_INSTRUCTION_. Extract every line that includes the string "Cluster".
──────── EXTRACTED INFORMATION ────────
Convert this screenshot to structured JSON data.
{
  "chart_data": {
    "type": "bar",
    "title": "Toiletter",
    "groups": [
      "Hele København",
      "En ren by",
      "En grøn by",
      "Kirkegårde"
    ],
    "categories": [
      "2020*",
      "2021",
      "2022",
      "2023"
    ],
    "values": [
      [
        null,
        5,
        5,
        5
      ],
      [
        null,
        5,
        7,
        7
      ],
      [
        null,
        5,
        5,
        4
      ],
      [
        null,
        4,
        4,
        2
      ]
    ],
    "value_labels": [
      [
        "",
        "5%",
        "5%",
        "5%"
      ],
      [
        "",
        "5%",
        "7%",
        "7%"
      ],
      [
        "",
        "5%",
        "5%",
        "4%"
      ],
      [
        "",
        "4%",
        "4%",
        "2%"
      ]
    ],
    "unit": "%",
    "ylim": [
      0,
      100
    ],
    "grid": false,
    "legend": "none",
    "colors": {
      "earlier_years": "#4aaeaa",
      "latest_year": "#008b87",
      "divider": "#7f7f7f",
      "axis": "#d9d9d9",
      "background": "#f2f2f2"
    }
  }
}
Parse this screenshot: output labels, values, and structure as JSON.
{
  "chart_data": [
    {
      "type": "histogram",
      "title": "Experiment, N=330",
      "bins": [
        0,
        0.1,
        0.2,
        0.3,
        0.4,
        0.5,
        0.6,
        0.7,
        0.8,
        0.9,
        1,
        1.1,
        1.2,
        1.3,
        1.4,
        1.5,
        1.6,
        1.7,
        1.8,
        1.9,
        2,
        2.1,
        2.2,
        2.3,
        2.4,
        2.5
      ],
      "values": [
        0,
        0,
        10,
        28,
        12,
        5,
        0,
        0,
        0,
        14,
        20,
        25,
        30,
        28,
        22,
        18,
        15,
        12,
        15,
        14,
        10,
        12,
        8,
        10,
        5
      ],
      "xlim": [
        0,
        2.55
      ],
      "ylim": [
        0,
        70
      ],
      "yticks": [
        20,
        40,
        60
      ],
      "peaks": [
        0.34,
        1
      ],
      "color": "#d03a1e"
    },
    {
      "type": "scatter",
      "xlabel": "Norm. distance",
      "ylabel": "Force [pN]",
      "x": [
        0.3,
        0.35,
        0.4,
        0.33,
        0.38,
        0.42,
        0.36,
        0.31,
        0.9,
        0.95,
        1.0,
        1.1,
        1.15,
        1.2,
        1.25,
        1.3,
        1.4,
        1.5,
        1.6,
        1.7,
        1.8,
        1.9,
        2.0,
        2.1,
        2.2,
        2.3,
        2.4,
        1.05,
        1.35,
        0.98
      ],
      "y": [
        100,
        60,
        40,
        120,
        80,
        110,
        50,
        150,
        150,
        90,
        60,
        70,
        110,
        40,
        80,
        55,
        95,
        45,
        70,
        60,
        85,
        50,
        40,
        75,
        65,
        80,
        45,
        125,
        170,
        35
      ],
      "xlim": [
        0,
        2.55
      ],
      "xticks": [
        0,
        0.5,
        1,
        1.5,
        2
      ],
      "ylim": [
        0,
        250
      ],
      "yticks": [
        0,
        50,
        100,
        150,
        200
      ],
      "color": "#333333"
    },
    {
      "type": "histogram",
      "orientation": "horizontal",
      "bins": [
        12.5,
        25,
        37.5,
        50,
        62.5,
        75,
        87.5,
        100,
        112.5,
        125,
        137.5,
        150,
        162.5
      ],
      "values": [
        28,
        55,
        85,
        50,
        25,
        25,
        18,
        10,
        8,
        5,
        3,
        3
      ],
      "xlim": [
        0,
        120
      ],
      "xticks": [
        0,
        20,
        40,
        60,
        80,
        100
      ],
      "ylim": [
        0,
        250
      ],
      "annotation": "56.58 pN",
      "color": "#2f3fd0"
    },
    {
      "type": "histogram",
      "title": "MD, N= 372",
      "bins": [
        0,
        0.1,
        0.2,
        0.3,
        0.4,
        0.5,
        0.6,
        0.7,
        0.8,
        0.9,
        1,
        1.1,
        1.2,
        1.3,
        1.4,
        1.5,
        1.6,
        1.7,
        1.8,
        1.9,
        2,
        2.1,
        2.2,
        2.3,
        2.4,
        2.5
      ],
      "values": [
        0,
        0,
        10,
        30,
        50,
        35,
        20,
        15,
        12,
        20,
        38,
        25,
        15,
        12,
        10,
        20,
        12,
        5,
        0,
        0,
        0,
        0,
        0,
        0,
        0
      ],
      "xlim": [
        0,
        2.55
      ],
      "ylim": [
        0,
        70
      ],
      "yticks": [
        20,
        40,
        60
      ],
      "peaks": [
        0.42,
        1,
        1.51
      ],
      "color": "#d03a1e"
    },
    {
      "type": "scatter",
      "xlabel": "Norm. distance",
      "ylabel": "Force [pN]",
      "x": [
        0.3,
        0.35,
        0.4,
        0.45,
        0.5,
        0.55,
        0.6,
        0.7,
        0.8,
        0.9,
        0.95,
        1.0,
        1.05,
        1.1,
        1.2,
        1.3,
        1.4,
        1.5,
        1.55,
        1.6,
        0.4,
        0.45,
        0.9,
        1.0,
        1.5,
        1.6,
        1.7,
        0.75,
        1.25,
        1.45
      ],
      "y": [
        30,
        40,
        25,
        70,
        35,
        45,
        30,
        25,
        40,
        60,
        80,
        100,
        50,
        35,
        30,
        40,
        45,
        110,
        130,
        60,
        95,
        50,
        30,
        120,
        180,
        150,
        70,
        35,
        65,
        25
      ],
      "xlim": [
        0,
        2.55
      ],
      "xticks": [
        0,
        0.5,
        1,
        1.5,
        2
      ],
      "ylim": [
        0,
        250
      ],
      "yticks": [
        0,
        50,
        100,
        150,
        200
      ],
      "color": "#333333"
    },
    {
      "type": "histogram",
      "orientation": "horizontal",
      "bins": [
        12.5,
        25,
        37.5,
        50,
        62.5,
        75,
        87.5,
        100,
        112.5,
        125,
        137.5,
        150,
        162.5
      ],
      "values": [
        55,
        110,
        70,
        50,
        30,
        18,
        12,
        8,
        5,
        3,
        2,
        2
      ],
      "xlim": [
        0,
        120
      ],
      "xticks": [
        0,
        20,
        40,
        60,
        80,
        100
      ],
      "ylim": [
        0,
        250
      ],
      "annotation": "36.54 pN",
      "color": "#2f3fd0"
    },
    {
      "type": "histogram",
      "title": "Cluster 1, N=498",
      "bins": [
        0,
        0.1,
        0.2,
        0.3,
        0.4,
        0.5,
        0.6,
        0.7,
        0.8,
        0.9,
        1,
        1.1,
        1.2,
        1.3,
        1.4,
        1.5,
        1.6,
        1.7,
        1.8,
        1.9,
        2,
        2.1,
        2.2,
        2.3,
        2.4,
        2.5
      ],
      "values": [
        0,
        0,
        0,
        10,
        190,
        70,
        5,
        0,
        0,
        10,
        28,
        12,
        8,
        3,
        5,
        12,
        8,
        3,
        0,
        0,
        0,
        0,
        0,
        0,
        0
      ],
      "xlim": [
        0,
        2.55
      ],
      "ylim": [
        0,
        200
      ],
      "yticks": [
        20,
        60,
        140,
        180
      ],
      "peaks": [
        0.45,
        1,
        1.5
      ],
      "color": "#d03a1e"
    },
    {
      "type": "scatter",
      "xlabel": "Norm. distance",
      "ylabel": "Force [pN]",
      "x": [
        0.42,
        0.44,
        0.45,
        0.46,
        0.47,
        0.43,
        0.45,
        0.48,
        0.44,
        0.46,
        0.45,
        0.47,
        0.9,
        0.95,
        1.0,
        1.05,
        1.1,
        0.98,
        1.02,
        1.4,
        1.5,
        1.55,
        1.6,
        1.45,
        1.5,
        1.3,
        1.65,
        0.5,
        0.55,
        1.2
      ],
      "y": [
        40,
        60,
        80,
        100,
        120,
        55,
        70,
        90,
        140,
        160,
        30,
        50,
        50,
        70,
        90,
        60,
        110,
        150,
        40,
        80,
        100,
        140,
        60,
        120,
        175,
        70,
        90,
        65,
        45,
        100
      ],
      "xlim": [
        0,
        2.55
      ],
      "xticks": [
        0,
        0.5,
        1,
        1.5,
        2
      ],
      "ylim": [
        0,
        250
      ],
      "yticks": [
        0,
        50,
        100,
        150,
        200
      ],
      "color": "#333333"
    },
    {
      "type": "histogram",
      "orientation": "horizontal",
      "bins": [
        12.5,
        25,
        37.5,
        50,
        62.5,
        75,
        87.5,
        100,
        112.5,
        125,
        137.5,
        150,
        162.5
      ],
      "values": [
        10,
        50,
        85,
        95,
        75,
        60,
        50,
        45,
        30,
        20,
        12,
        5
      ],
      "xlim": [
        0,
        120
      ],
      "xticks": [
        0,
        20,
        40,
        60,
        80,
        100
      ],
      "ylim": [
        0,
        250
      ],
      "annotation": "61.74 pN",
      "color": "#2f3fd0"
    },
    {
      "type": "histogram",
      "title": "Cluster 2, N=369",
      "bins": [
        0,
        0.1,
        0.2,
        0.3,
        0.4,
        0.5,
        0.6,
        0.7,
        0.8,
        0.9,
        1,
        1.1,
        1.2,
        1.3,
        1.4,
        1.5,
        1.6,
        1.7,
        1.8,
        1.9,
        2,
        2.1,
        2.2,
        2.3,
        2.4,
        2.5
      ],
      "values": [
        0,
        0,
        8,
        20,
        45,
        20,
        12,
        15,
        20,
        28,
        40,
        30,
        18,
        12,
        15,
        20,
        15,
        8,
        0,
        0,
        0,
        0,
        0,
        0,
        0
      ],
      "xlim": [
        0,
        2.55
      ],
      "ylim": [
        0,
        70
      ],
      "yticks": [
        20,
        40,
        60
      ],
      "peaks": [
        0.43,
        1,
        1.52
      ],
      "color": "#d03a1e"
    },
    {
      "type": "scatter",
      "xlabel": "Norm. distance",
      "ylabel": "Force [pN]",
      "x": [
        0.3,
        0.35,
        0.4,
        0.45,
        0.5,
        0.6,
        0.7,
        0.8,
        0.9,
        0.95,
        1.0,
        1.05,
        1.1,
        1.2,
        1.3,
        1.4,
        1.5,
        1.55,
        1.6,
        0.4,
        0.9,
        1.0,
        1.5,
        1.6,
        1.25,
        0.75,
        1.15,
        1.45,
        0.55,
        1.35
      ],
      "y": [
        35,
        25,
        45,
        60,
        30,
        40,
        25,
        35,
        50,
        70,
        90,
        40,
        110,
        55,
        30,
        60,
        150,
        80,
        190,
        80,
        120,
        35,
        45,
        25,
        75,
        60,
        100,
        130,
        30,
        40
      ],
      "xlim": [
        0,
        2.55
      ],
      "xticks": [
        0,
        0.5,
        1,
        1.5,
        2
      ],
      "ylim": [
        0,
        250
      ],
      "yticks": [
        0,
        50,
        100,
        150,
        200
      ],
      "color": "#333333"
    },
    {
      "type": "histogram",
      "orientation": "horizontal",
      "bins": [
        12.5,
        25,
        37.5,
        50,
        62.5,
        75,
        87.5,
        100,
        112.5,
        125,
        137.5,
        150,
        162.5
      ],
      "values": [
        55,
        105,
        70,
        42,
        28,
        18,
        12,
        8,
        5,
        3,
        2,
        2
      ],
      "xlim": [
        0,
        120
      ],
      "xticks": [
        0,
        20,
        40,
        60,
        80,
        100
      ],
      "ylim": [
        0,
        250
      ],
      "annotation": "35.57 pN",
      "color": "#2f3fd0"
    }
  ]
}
────────
_WRITTEN ANSWER_.
      "title": "Cluster 1, N=498",
      "title": "Cluster 2, N=369",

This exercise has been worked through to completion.